AIM: Count the lines below that contain the word "title". Give only the number.
----------------
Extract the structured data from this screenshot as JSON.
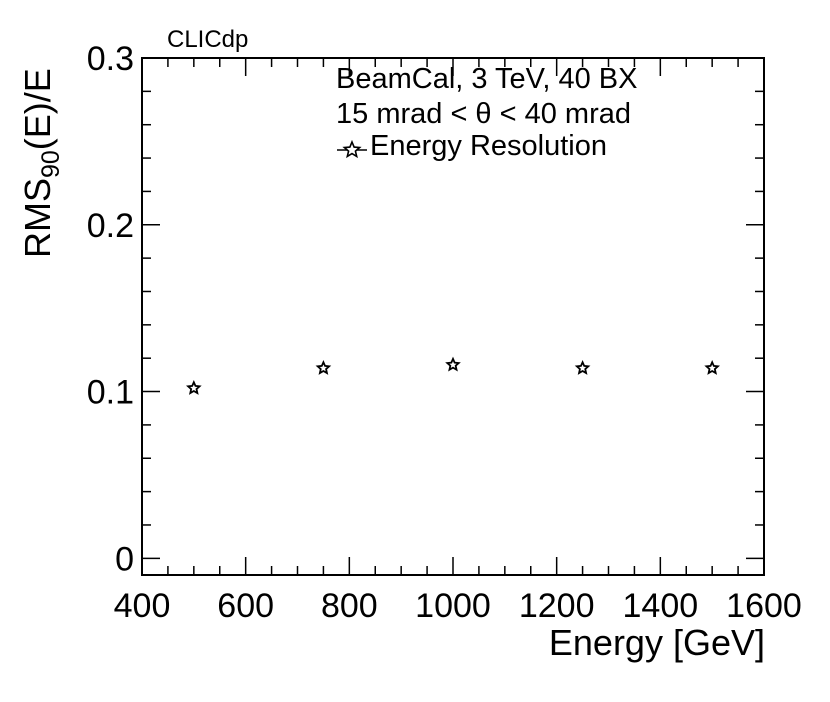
{
  "chart_data": {
    "type": "scatter",
    "tag": "CLICdp",
    "legend": {
      "line1": "BeamCal, 3 TeV, 40 BX",
      "line2": "15 mrad < θ < 40 mrad",
      "entry": "Energy Resolution",
      "placement": "top-right"
    },
    "xlabel": "Energy [GeV]",
    "ylabel": {
      "base": "RMS",
      "sub": "90",
      "tail": "(E)/E"
    },
    "xlim": [
      400,
      1600
    ],
    "ylim": [
      -0.01,
      0.3
    ],
    "xticks": [
      "400",
      "600",
      "800",
      "1000",
      "1200",
      "1400",
      "1600"
    ],
    "yticks": [
      "0",
      "0.1",
      "0.2",
      "0.3"
    ],
    "series": [
      {
        "name": "Energy Resolution",
        "marker": "star",
        "points": [
          {
            "x": 500,
            "y": 0.102
          },
          {
            "x": 750,
            "y": 0.114
          },
          {
            "x": 1000,
            "y": 0.116
          },
          {
            "x": 1250,
            "y": 0.114
          },
          {
            "x": 1500,
            "y": 0.114
          }
        ]
      }
    ]
  }
}
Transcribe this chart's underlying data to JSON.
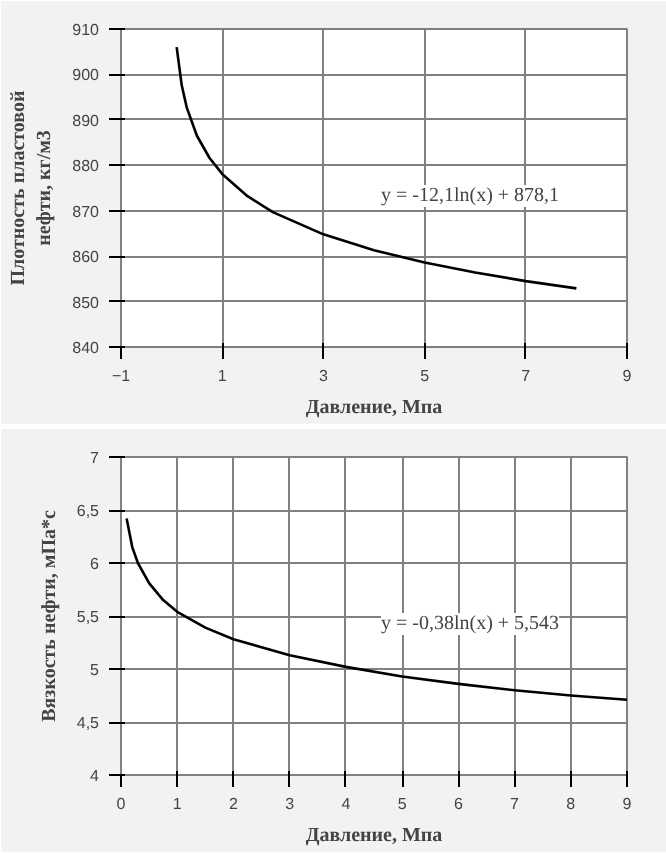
{
  "chart_data": [
    {
      "type": "line",
      "xlabel": "Давление, Мпа",
      "ylabel": "Плотность пластовой\nнефти, кг/м3",
      "x": [
        0.1,
        0.2,
        0.3,
        0.5,
        0.75,
        1,
        1.5,
        2,
        3,
        4,
        5,
        6,
        7,
        8
      ],
      "series": [
        {
          "color": "#000000",
          "values": [
            906,
            897.6,
            892.7,
            886.5,
            881.6,
            878.1,
            873.2,
            869.7,
            864.8,
            861.3,
            858.6,
            856.4,
            854.5,
            852.9
          ]
        }
      ],
      "xlim": [
        -1,
        9
      ],
      "xticks": [
        -1,
        1,
        3,
        5,
        7,
        9
      ],
      "ylim": [
        840,
        910
      ],
      "yticks": [
        840,
        850,
        860,
        870,
        880,
        890,
        900,
        910
      ],
      "grid": true,
      "marker": "none",
      "line_style": "solid",
      "annotations": [
        "y = -12,1ln(x) + 878,1"
      ]
    },
    {
      "type": "line",
      "xlabel": "Давление, Мпа",
      "ylabel": "Вязкость нефти, мПа*с",
      "x": [
        0.1,
        0.2,
        0.3,
        0.5,
        0.75,
        1,
        1.5,
        2,
        3,
        4,
        5,
        6,
        7,
        8,
        9
      ],
      "series": [
        {
          "color": "#000000",
          "values": [
            6.42,
            6.15,
            6.0,
            5.81,
            5.65,
            5.54,
            5.39,
            5.28,
            5.13,
            5.02,
            4.93,
            4.86,
            4.8,
            4.75,
            4.71
          ]
        }
      ],
      "xlim": [
        0,
        9
      ],
      "xticks": [
        0,
        1,
        2,
        3,
        4,
        5,
        6,
        7,
        8,
        9
      ],
      "ylim": [
        4,
        7
      ],
      "yticks": [
        4,
        {
          "value": 4.5,
          "label": "4,5"
        },
        5,
        {
          "value": 5.5,
          "label": "5,5"
        },
        6,
        {
          "value": 6.5,
          "label": "6,5"
        },
        7
      ],
      "grid": true,
      "marker": "none",
      "line_style": "solid",
      "annotations": [
        "y = -0,38ln(x) + 5,543"
      ]
    }
  ]
}
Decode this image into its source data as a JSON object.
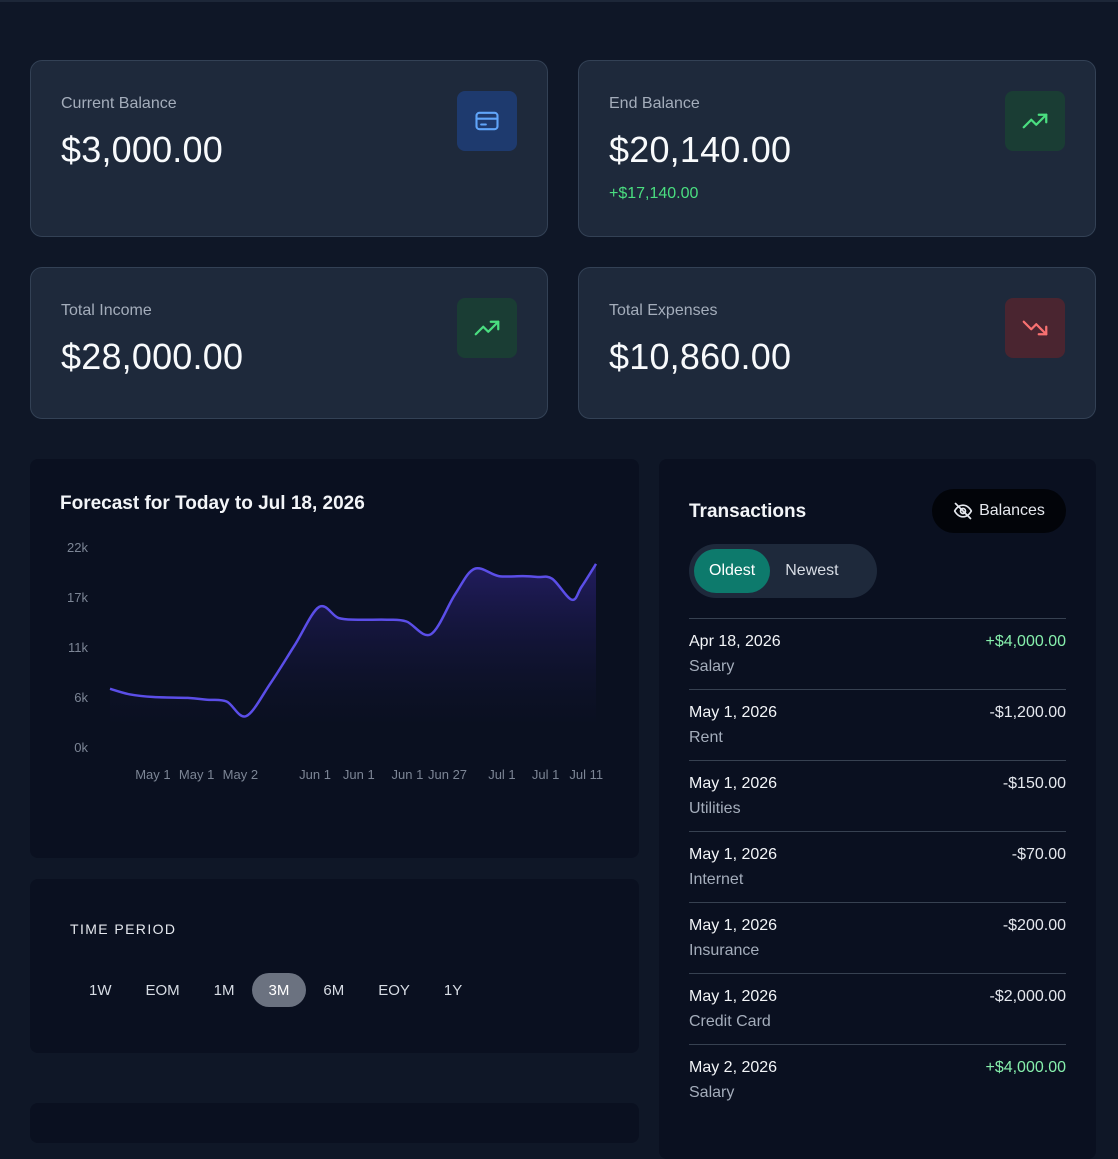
{
  "cards": {
    "current_balance": {
      "label": "Current Balance",
      "value": "$3,000.00",
      "icon": "credit-card-icon"
    },
    "end_balance": {
      "label": "End Balance",
      "value": "$20,140.00",
      "delta": "+$17,140.00",
      "icon": "trending-up-icon"
    },
    "total_income": {
      "label": "Total Income",
      "value": "$28,000.00",
      "icon": "trending-up-icon"
    },
    "total_expenses": {
      "label": "Total Expenses",
      "value": "$10,860.00",
      "icon": "trending-down-icon"
    }
  },
  "forecast": {
    "title": "Forecast for Today to Jul 18, 2026"
  },
  "chart_data": {
    "type": "area",
    "title": "Forecast for Today to Jul 18, 2026",
    "xlabel": "",
    "ylabel": "",
    "y_ticks": [
      "22k",
      "17k",
      "11k",
      "6k",
      "0k"
    ],
    "ylim": [
      0,
      22000
    ],
    "x_tick_labels": [
      "May 1",
      "May 1",
      "May 2",
      "Jun 1",
      "Jun 1",
      "Jun 1",
      "Jun 27",
      "Jul 1",
      "Jul 1",
      "Jul 11"
    ],
    "x_tick_positions": [
      0.1,
      0.19,
      0.28,
      0.43,
      0.52,
      0.62,
      0.71,
      0.81,
      0.9,
      0.99
    ],
    "x": [
      0,
      0.04,
      0.09,
      0.16,
      0.2,
      0.24,
      0.28,
      0.33,
      0.38,
      0.43,
      0.47,
      0.51,
      0.57,
      0.61,
      0.66,
      0.71,
      0.75,
      0.8,
      0.85,
      0.88,
      0.91,
      0.95,
      0.97,
      1.0
    ],
    "series": [
      {
        "values": [
          6400,
          5800,
          5500,
          5400,
          5200,
          5000,
          3400,
          7000,
          11200,
          15400,
          14200,
          14000,
          14000,
          13800,
          12400,
          16800,
          19600,
          18800,
          18800,
          18700,
          18500,
          16200,
          17600,
          20140
        ]
      }
    ],
    "grid": false,
    "colors": {
      "line": "#5b4ee8",
      "fill_top": "#231d63",
      "fill_bottom": "#0a1020"
    }
  },
  "time_period": {
    "label": "TIME PERIOD",
    "options": [
      "1W",
      "EOM",
      "1M",
      "3M",
      "6M",
      "EOY",
      "1Y"
    ],
    "selected": "3M"
  },
  "transactions": {
    "title": "Transactions",
    "balances_button": "Balances",
    "sort": {
      "oldest": "Oldest",
      "newest": "Newest",
      "selected": "Oldest"
    },
    "items": [
      {
        "date": "Apr 18, 2026",
        "desc": "Salary",
        "amount": "+$4,000.00",
        "positive": true
      },
      {
        "date": "May 1, 2026",
        "desc": "Rent",
        "amount": "-$1,200.00",
        "positive": false
      },
      {
        "date": "May 1, 2026",
        "desc": "Utilities",
        "amount": "-$150.00",
        "positive": false
      },
      {
        "date": "May 1, 2026",
        "desc": "Internet",
        "amount": "-$70.00",
        "positive": false
      },
      {
        "date": "May 1, 2026",
        "desc": "Insurance",
        "amount": "-$200.00",
        "positive": false
      },
      {
        "date": "May 1, 2026",
        "desc": "Credit Card",
        "amount": "-$2,000.00",
        "positive": false
      },
      {
        "date": "May 2, 2026",
        "desc": "Salary",
        "amount": "+$4,000.00",
        "positive": true
      }
    ]
  },
  "colors": {
    "background": "#0f1727",
    "card": "#1e293b",
    "panel": "#0a1020",
    "positive": "#4ade80",
    "negative": "#f87171",
    "accent_teal": "#0d7a6c",
    "accent_blue": "#60a5fa"
  }
}
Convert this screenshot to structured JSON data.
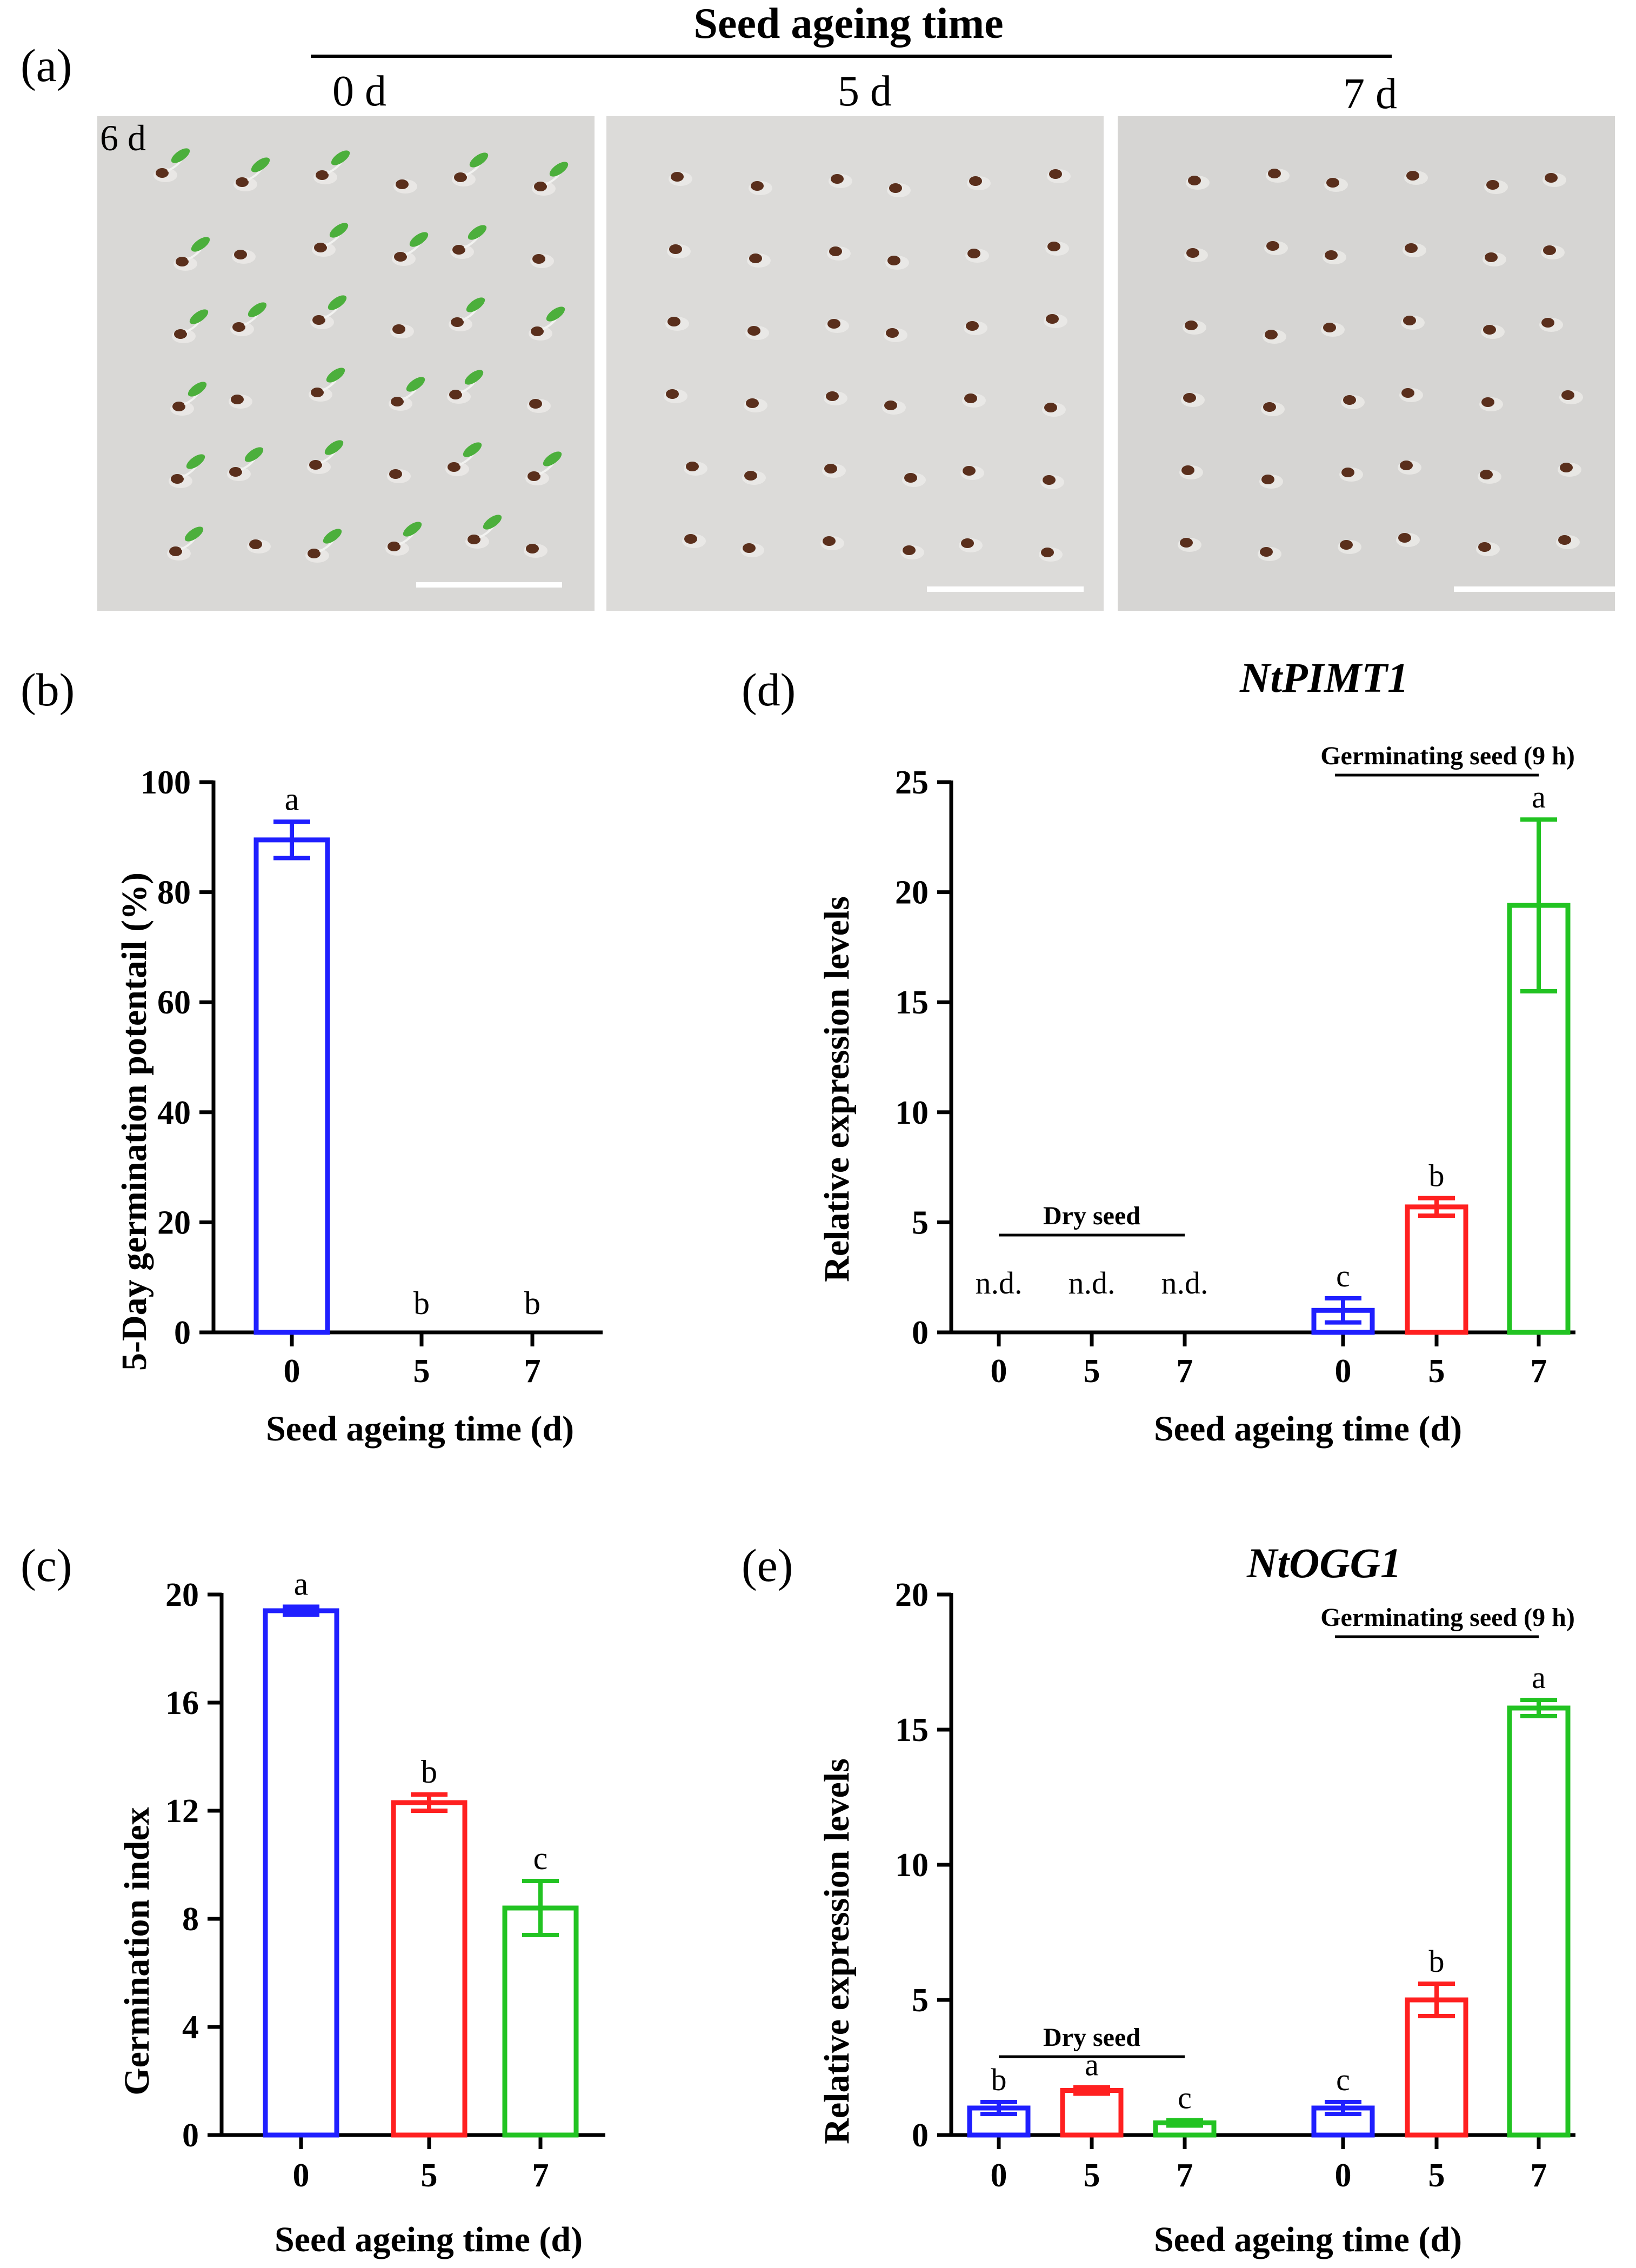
{
  "panel_a": {
    "label": "(a)",
    "title": "Seed ageing time",
    "columns": [
      "0 d",
      "5 d",
      "7 d"
    ],
    "time_label": "6 d",
    "photo_bg": "#d9d8d6",
    "seed_color": "#5a2f1c",
    "cotyledon_color": "#4caf3c"
  },
  "colors": {
    "blue": "#1f1fff",
    "red": "#ff2020",
    "green": "#22c322",
    "axis": "#000000"
  },
  "chart_data": [
    {
      "id": "b",
      "label": "(b)",
      "type": "bar",
      "title": "",
      "xlabel": "Seed ageing time (d)",
      "ylabel": "5-Day germination potentail (%)",
      "ylim": [
        0,
        100
      ],
      "yticks": [
        "0",
        "20",
        "40",
        "60",
        "80",
        "100"
      ],
      "categories": [
        "0",
        "5",
        "7"
      ],
      "values": [
        89.5,
        0,
        0
      ],
      "errors": [
        3.3,
        0,
        0
      ],
      "letters": [
        "a",
        "b",
        "b"
      ]
    },
    {
      "id": "c",
      "label": "(c)",
      "type": "bar",
      "title": "",
      "xlabel": "Seed ageing time (d)",
      "ylabel": "Germination index",
      "ylim": [
        0,
        20
      ],
      "yticks": [
        "0",
        "4",
        "8",
        "12",
        "16",
        "20"
      ],
      "categories": [
        "0",
        "5",
        "7"
      ],
      "values": [
        19.4,
        12.3,
        8.4
      ],
      "errors": [
        0.15,
        0.3,
        1.0
      ],
      "letters": [
        "a",
        "b",
        "c"
      ]
    },
    {
      "id": "d",
      "label": "(d)",
      "type": "bar",
      "title": "NtPIMT1",
      "xlabel": "Seed ageing time (d)",
      "ylabel": "Relative expression levels",
      "ylim": [
        0,
        25
      ],
      "yticks": [
        "0",
        "5",
        "10",
        "15",
        "20",
        "25"
      ],
      "group_labels": [
        "Dry seed",
        "Germinating seed (9 h)"
      ],
      "categories": [
        "0",
        "5",
        "7",
        "0",
        "5",
        "7"
      ],
      "values": [
        0,
        0,
        0,
        1.0,
        5.7,
        19.4
      ],
      "errors": [
        0,
        0,
        0,
        0.55,
        0.4,
        3.9
      ],
      "letters": [
        "n.d.",
        "n.d.",
        "n.d.",
        "c",
        "b",
        "a"
      ]
    },
    {
      "id": "e",
      "label": "(e)",
      "type": "bar",
      "title": "NtOGG1",
      "xlabel": "Seed ageing time (d)",
      "ylabel": "Relative expression levels",
      "ylim": [
        0,
        20
      ],
      "yticks": [
        "0",
        "5",
        "10",
        "15",
        "20"
      ],
      "group_labels": [
        "Dry seed",
        "Germinating seed (9 h)"
      ],
      "categories": [
        "0",
        "5",
        "7",
        "0",
        "5",
        "7"
      ],
      "values": [
        1.0,
        1.65,
        0.45,
        1.0,
        5.0,
        15.8
      ],
      "errors": [
        0.22,
        0.12,
        0.1,
        0.22,
        0.6,
        0.3
      ],
      "letters": [
        "b",
        "a",
        "c",
        "c",
        "b",
        "a"
      ]
    }
  ]
}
----------------
EXERCISE OUTPUT: 8